Transcribe the full listing below exactly.
--- --- ---
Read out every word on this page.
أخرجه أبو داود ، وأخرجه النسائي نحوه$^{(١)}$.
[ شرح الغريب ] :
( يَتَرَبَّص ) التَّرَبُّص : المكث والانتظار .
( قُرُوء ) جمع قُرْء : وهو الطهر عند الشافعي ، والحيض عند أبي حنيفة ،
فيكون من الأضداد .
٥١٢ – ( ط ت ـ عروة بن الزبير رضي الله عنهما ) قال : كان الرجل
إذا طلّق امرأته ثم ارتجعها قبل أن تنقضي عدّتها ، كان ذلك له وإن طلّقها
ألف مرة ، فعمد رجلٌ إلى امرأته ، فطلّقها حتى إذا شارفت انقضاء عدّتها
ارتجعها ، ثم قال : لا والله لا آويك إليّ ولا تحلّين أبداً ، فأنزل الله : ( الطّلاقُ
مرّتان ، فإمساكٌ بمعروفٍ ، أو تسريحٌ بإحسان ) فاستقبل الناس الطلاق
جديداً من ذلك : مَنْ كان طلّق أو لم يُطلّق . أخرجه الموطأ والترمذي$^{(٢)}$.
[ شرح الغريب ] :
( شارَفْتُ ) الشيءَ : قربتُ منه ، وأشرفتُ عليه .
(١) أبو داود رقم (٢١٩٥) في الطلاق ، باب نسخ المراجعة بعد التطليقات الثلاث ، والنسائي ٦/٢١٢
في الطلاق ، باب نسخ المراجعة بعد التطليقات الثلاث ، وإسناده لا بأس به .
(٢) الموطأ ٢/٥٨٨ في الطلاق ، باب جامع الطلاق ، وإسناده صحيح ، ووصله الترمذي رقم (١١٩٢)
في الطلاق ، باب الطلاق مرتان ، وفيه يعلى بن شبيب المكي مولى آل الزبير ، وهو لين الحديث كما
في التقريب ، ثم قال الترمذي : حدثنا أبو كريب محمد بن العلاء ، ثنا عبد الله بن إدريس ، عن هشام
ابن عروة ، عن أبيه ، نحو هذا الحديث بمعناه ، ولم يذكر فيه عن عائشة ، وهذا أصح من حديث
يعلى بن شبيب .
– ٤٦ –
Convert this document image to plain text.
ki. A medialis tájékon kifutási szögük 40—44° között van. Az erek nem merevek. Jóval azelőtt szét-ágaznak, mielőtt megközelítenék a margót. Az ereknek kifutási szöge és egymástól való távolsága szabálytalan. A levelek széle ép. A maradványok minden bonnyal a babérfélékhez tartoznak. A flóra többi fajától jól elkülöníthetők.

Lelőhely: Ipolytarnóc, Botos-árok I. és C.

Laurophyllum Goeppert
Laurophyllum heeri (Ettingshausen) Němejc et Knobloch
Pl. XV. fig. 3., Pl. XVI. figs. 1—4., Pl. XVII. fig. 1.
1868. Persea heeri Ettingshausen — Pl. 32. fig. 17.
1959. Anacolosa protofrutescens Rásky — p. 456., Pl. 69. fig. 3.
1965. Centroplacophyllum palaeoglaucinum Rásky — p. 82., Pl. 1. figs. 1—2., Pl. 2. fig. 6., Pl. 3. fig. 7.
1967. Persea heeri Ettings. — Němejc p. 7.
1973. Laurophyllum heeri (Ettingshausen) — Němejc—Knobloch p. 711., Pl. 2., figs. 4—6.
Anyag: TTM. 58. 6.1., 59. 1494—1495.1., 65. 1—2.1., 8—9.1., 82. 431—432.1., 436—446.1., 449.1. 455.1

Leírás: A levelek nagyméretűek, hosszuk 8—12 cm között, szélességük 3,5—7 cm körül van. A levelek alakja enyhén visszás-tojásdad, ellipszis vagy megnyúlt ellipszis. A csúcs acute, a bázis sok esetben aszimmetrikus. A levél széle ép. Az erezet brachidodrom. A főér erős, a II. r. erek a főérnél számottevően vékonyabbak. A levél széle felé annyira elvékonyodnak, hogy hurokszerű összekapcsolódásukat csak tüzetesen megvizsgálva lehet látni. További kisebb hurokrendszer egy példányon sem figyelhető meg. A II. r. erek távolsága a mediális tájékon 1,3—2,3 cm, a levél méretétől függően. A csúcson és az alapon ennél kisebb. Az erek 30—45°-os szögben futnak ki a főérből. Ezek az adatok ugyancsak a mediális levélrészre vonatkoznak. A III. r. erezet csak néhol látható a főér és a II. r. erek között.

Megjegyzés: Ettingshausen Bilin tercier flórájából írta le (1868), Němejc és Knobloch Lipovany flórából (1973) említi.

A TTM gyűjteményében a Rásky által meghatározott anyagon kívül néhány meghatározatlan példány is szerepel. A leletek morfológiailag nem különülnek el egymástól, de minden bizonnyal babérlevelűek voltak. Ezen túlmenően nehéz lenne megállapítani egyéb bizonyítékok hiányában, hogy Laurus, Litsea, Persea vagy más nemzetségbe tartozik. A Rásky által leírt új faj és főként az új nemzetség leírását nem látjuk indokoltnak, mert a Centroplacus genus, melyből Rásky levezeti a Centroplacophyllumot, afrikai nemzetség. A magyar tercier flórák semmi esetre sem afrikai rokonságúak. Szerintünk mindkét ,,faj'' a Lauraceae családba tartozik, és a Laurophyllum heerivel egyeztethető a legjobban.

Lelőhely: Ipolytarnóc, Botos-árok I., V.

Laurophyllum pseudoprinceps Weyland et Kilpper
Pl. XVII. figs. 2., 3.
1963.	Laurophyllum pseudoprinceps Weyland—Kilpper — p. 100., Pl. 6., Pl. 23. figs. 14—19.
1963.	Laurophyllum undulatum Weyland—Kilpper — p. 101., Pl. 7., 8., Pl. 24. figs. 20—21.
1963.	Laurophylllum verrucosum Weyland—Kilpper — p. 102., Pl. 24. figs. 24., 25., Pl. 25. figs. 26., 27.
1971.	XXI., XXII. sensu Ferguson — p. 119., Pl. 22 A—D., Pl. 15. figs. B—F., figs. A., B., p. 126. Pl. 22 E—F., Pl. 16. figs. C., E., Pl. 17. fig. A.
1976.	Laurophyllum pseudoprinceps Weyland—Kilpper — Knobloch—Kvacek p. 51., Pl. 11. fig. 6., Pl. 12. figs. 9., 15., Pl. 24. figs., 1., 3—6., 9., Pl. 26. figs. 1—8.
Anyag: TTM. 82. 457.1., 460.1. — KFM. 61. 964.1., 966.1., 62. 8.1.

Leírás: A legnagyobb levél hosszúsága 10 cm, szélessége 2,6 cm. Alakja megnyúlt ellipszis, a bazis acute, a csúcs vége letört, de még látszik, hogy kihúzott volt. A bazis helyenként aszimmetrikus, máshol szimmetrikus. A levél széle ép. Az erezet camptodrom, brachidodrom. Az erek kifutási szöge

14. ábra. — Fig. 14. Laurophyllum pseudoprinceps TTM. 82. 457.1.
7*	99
--- --- ---
## Answer for this exercise
Read out every word on this page.
أخرجه أبو داود ، وأخرجه النسائي نحوه$^{(١)}$.
[ شرح الغريب ] :
( يَتَرَبَّص ) التَّرَبُّص : المكث والانتظار .
( قُرُوء ) جمع قُرْء : وهو الطهر عند الشافعي ، والحيض عند أبي حنيفة ،
فيكون من الأضداد .
٥١٢ – ( ط ت ـ عروة بن الزبير رضي الله عنهما ) قال : كان الرجل
إذا طلّق امرأته ثم ارتجعها قبل أن تنقضي عدّتها ، كان ذلك له وإن طلّقها
ألف مرة ، فعمد رجلٌ إلى امرأته ، فطلّقها حتى إذا شارفت انقضاء عدّتها
ارتجعها ، ثم قال : لا والله لا آويك إليّ ولا تحلّين أبداً ، فأنزل الله : ( الطّلاقُ
مرّتان ، فإمساكٌ بمعروفٍ ، أو تسريحٌ بإحسان ) فاستقبل الناس الطلاق
جديداً من ذلك : مَنْ كان طلّق أو لم يُطلّق . أخرجه الموطأ والترمذي$^{(٢)}$.
[ شرح الغريب ] :
( شارَفْتُ ) الشيءَ : قربتُ منه ، وأشرفتُ عليه .
(١) أبو داود رقم (٢١٩٥) في الطلاق ، باب نسخ المراجعة بعد التطليقات الثلاث ، والنسائي ٦/٢١٢
في الطلاق ، باب نسخ المراجعة بعد التطليقات الثلاث ، وإسناده لا بأس به .
(٢) الموطأ ٢/٥٨٨ في الطلاق ، باب جامع الطلاق ، وإسناده صحيح ، ووصله الترمذي رقم (١١٩٢)
في الطلاق ، باب الطلاق مرتان ، وفيه يعلى بن شبيب المكي مولى آل الزبير ، وهو لين الحديث كما
في التقريب ، ثم قال الترمذي : حدثنا أبو كريب محمد بن العلاء ، ثنا عبد الله بن إدريس ، عن هشام
ابن عروة ، عن أبيه ، نحو هذا الحديث بمعناه ، ولم يذكر فيه عن عائشة ، وهذا أصح من حديث
يعلى بن شبيب .
– ٤٦ –
Convert this document image to plain text.
ki. A medialis tájékon kifutási szögük 40—44° között van. Az erek nem merevek. Jóval azelőtt szét-ágaznak, mielőtt megközelítenék a margót. Az ereknek kifutási szöge és egymástól való távolsága szabálytalan. A levelek széle ép. A maradványok minden bonnyal a babérfélékhez tartoznak. A flóra többi fajától jól elkülöníthetők.

Lelőhely: Ipolytarnóc, Botos-árok I. és C.

Laurophyllum Goeppert
Laurophyllum heeri (Ettingshausen) Němejc et Knobloch
Pl. XV. fig. 3., Pl. XVI. figs. 1—4., Pl. XVII. fig. 1.
1868. Persea heeri Ettingshausen — Pl. 32. fig. 17.
1959. Anacolosa protofrutescens Rásky — p. 456., Pl. 69. fig. 3.
1965. Centroplacophyllum palaeoglaucinum Rásky — p. 82., Pl. 1. figs. 1—2., Pl. 2. fig. 6., Pl. 3. fig. 7.
1967. Persea heeri Ettings. — Němejc p. 7.
1973. Laurophyllum heeri (Ettingshausen) — Němejc—Knobloch p. 711., Pl. 2., figs. 4—6.
Anyag: TTM. 58. 6.1., 59. 1494—1495.1., 65. 1—2.1., 8—9.1., 82. 431—432.1., 436—446.1., 449.1. 455.1

Leírás: A levelek nagyméretűek, hosszuk 8—12 cm között, szélességük 3,5—7 cm körül van. A levelek alakja enyhén visszás-tojásdad, ellipszis vagy megnyúlt ellipszis. A csúcs acute, a bázis sok esetben aszimmetrikus. A levél széle ép. Az erezet brachidodrom. A főér erős, a II. r. erek a főérnél számottevően vékonyabbak. A levél széle felé annyira elvékonyodnak, hogy hurokszerű összekapcsolódásukat csak tüzetesen megvizsgálva lehet látni. További kisebb hurokrendszer egy példányon sem figyelhető meg. A II. r. erek távolsága a mediális tájékon 1,3—2,3 cm, a levél méretétől függően. A csúcson és az alapon ennél kisebb. Az erek 30—45°-os szögben futnak ki a főérből. Ezek az adatok ugyancsak a mediális levélrészre vonatkoznak. A III. r. erezet csak néhol látható a főér és a II. r. erek között.

Megjegyzés: Ettingshausen Bilin tercier flórájából írta le (1868), Němejc és Knobloch Lipovany flórából (1973) említi.

A TTM gyűjteményében a Rásky által meghatározott anyagon kívül néhány meghatározatlan példány is szerepel. A leletek morfológiailag nem különülnek el egymástól, de minden bizonnyal babérlevelűek voltak. Ezen túlmenően nehéz lenne megállapítani egyéb bizonyítékok hiányában, hogy Laurus, Litsea, Persea vagy más nemzetségbe tartozik. A Rásky által leírt új faj és főként az új nemzetség leírását nem látjuk indokoltnak, mert a Centroplacus genus, melyből Rásky levezeti a Centroplacophyllumot, afrikai nemzetség. A magyar tercier flórák semmi esetre sem afrikai rokonságúak. Szerintünk mindkét ,,faj'' a Lauraceae családba tartozik, és a Laurophyllum heerivel egyeztethető a legjobban.

Lelőhely: Ipolytarnóc, Botos-árok I., V.

Laurophyllum pseudoprinceps Weyland et Kilpper
Pl. XVII. figs. 2., 3.
1963.	Laurophyllum pseudoprinceps Weyland—Kilpper — p. 100., Pl. 6., Pl. 23. figs. 14—19.
1963.	Laurophyllum undulatum Weyland—Kilpper — p. 101., Pl. 7., 8., Pl. 24. figs. 20—21.
1963.	Laurophylllum verrucosum Weyland—Kilpper — p. 102., Pl. 24. figs. 24., 25., Pl. 25. figs. 26., 27.
1971.	XXI., XXII. sensu Ferguson — p. 119., Pl. 22 A—D., Pl. 15. figs. B—F., figs. A., B., p. 126. Pl. 22 E—F., Pl. 16. figs. C., E., Pl. 17. fig. A.
1976.	Laurophyllum pseudoprinceps Weyland—Kilpper — Knobloch—Kvacek p. 51., Pl. 11. fig. 6., Pl. 12. figs. 9., 15., Pl. 24. figs., 1., 3—6., 9., Pl. 26. figs. 1—8.
Anyag: TTM. 82. 457.1., 460.1. — KFM. 61. 964.1., 966.1., 62. 8.1.

Leírás: A legnagyobb levél hosszúsága 10 cm, szélessége 2,6 cm. Alakja megnyúlt ellipszis, a bazis acute, a csúcs vége letört, de még látszik, hogy kihúzott volt. A bazis helyenként aszimmetrikus, máshol szimmetrikus. A levél széle ép. Az erezet camptodrom, brachidodrom. Az erek kifutási szöge

14. ábra. — Fig. 14. Laurophyllum pseudoprinceps TTM. 82. 457.1.
7*	99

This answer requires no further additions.